▸ Problem to work on: Are you able to quote each entry exactly as written?

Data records
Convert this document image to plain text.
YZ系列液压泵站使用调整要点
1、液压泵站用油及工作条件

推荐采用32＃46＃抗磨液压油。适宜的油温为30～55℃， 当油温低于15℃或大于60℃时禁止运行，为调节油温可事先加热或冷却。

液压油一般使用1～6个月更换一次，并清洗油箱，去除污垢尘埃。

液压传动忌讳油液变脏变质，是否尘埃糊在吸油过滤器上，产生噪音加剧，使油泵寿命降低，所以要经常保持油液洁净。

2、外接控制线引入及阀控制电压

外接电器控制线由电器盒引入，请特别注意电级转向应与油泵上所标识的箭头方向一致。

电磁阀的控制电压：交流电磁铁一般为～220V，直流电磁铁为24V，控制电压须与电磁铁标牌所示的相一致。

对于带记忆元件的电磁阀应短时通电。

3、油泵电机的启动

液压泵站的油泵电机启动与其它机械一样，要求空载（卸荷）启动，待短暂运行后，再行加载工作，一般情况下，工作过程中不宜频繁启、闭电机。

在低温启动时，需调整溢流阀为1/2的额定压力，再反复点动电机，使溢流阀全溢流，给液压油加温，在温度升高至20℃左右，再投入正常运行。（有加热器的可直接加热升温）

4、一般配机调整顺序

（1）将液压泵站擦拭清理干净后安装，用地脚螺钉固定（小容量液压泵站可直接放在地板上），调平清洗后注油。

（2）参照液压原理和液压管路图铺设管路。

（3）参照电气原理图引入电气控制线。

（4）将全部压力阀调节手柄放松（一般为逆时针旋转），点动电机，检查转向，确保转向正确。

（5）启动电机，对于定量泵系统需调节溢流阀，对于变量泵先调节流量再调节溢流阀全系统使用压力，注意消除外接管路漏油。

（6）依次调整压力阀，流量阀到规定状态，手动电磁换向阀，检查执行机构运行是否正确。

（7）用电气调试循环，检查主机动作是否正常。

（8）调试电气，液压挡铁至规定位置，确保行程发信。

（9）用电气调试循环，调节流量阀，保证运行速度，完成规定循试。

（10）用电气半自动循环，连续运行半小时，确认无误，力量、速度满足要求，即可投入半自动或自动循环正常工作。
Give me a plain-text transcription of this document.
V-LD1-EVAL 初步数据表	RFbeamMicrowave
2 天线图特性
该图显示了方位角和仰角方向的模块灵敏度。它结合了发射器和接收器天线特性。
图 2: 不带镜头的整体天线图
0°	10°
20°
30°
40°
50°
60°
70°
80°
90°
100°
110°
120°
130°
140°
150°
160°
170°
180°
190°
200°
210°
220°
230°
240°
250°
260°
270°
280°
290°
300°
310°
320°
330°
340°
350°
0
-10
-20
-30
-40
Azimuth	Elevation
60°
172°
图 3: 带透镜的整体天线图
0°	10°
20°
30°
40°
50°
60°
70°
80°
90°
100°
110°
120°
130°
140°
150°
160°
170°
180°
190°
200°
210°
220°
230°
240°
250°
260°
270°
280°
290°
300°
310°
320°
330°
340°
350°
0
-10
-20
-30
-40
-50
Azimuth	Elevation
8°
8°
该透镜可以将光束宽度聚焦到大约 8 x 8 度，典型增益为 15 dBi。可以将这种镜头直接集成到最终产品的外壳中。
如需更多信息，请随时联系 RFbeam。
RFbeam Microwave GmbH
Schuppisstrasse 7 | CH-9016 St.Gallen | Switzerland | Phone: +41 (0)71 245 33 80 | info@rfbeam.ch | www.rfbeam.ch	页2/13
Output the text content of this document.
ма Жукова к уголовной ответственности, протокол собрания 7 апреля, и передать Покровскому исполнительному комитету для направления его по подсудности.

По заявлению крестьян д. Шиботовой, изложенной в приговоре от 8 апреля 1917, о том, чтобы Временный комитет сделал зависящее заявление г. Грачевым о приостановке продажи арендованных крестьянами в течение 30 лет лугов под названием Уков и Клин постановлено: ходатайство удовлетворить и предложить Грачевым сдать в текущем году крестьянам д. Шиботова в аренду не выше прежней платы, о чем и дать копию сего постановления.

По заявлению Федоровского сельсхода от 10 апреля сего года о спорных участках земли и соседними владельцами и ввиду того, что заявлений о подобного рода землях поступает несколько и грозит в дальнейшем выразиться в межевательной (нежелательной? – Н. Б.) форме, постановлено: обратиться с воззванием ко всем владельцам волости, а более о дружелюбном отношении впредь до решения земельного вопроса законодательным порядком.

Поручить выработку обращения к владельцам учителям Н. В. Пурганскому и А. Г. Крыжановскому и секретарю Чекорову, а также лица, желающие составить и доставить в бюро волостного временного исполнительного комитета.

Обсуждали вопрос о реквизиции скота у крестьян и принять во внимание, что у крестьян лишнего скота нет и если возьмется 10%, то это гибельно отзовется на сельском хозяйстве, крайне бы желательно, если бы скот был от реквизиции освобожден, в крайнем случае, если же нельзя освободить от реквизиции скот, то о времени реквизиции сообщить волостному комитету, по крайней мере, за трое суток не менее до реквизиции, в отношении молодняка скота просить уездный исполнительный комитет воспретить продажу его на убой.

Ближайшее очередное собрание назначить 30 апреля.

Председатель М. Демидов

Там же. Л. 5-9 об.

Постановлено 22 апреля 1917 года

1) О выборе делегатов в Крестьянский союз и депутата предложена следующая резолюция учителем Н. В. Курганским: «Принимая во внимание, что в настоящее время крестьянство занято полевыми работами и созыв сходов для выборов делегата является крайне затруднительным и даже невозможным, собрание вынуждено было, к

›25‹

▸ Output for this exercise:
Convert this document image to plain text.
YZ系列液压泵站使用调整要点
1、液压泵站用油及工作条件

推荐采用32＃46＃抗磨液压油。适宜的油温为30～55℃， 当油温低于15℃或大于60℃时禁止运行，为调节油温可事先加热或冷却。

液压油一般使用1～6个月更换一次，并清洗油箱，去除污垢尘埃。

液压传动忌讳油液变脏变质，是否尘埃糊在吸油过滤器上，产生噪音加剧，使油泵寿命降低，所以要经常保持油液洁净。

2、外接控制线引入及阀控制电压

外接电器控制线由电器盒引入，请特别注意电级转向应与油泵上所标识的箭头方向一致。

电磁阀的控制电压：交流电磁铁一般为～220V，直流电磁铁为24V，控制电压须与电磁铁标牌所示的相一致。

对于带记忆元件的电磁阀应短时通电。

3、油泵电机的启动

液压泵站的油泵电机启动与其它机械一样，要求空载（卸荷）启动，待短暂运行后，再行加载工作，一般情况下，工作过程中不宜频繁启、闭电机。

在低温启动时，需调整溢流阀为1/2的额定压力，再反复点动电机，使溢流阀全溢流，给液压油加温，在温度升高至20℃左右，再投入正常运行。（有加热器的可直接加热升温）

4、一般配机调整顺序

（1）将液压泵站擦拭清理干净后安装，用地脚螺钉固定（小容量液压泵站可直接放在地板上），调平清洗后注油。

（2）参照液压原理和液压管路图铺设管路。

（3）参照电气原理图引入电气控制线。

（4）将全部压力阀调节手柄放松（一般为逆时针旋转），点动电机，检查转向，确保转向正确。

（5）启动电机，对于定量泵系统需调节溢流阀，对于变量泵先调节流量再调节溢流阀全系统使用压力，注意消除外接管路漏油。

（6）依次调整压力阀，流量阀到规定状态，手动电磁换向阀，检查执行机构运行是否正确。

（7）用电气调试循环，检查主机动作是否正常。

（8）调试电气，液压挡铁至规定位置，确保行程发信。

（9）用电气调试循环，调节流量阀，保证运行速度，完成规定循试。

（10）用电气半自动循环，连续运行半小时，确认无误，力量、速度满足要求，即可投入半自动或自动循环正常工作。
Give me a plain-text transcription of this document.
V-LD1-EVAL 初步数据表	RFbeamMicrowave
2 天线图特性
该图显示了方位角和仰角方向的模块灵敏度。它结合了发射器和接收器天线特性。
图 2: 不带镜头的整体天线图
0°	10°
20°
30°
40°
50°
60°
70°
80°
90°
100°
110°
120°
130°
140°
150°
160°
170°
180°
190°
200°
210°
220°
230°
240°
250°
260°
270°
280°
290°
300°
310°
320°
330°
340°
350°
0
-10
-20
-30
-40
Azimuth	Elevation
60°
172°
图 3: 带透镜的整体天线图
0°	10°
20°
30°
40°
50°
60°
70°
80°
90°
100°
110°
120°
130°
140°
150°
160°
170°
180°
190°
200°
210°
220°
230°
240°
250°
260°
270°
280°
290°
300°
310°
320°
330°
340°
350°
0
-10
-20
-30
-40
-50
Azimuth	Elevation
8°
8°
该透镜可以将光束宽度聚焦到大约 8 x 8 度，典型增益为 15 dBi。可以将这种镜头直接集成到最终产品的外壳中。
如需更多信息，请随时联系 RFbeam。
RFbeam Microwave GmbH
Schuppisstrasse 7 | CH-9016 St.Gallen | Switzerland | Phone: +41 (0)71 245 33 80 | info@rfbeam.ch | www.rfbeam.ch	页2/13
Output the text content of this document.
ма Жукова к уголовной ответственности, протокол собрания 7 апреля, и передать Покровскому исполнительному комитету для направления его по подсудности.

По заявлению крестьян д. Шиботовой, изложенной в приговоре от 8 апреля 1917, о том, чтобы Временный комитет сделал зависящее заявление г. Грачевым о приостановке продажи арендованных крестьянами в течение 30 лет лугов под названием Уков и Клин постановлено: ходатайство удовлетворить и предложить Грачевым сдать в текущем году крестьянам д. Шиботова в аренду не выше прежней платы, о чем и дать копию сего постановления.

По заявлению Федоровского сельсхода от 10 апреля сего года о спорных участках земли и соседними владельцами и ввиду того, что заявлений о подобного рода землях поступает несколько и грозит в дальнейшем выразиться в межевательной (нежелательной? – Н. Б.) форме, постановлено: обратиться с воззванием ко всем владельцам волости, а более о дружелюбном отношении впредь до решения земельного вопроса законодательным порядком.

Поручить выработку обращения к владельцам учителям Н. В. Пурганскому и А. Г. Крыжановскому и секретарю Чекорову, а также лица, желающие составить и доставить в бюро волостного временного исполнительного комитета.

Обсуждали вопрос о реквизиции скота у крестьян и принять во внимание, что у крестьян лишнего скота нет и если возьмется 10%, то это гибельно отзовется на сельском хозяйстве, крайне бы желательно, если бы скот был от реквизиции освобожден, в крайнем случае, если же нельзя освободить от реквизиции скот, то о времени реквизиции сообщить волостному комитету, по крайней мере, за трое суток не менее до реквизиции, в отношении молодняка скота просить уездный исполнительный комитет воспретить продажу его на убой.

Ближайшее очередное собрание назначить 30 апреля.

Председатель М. Демидов

Там же. Л. 5-9 об.

Постановлено 22 апреля 1917 года

1) О выборе делегатов в Крестьянский союз и депутата предложена следующая резолюция учителем Н. В. Курганским: «Принимая во внимание, что в настоящее время крестьянство занято полевыми работами и созыв сходов для выборов делегата является крайне затруднительным и даже невозможным, собрание вынуждено было, к

›25‹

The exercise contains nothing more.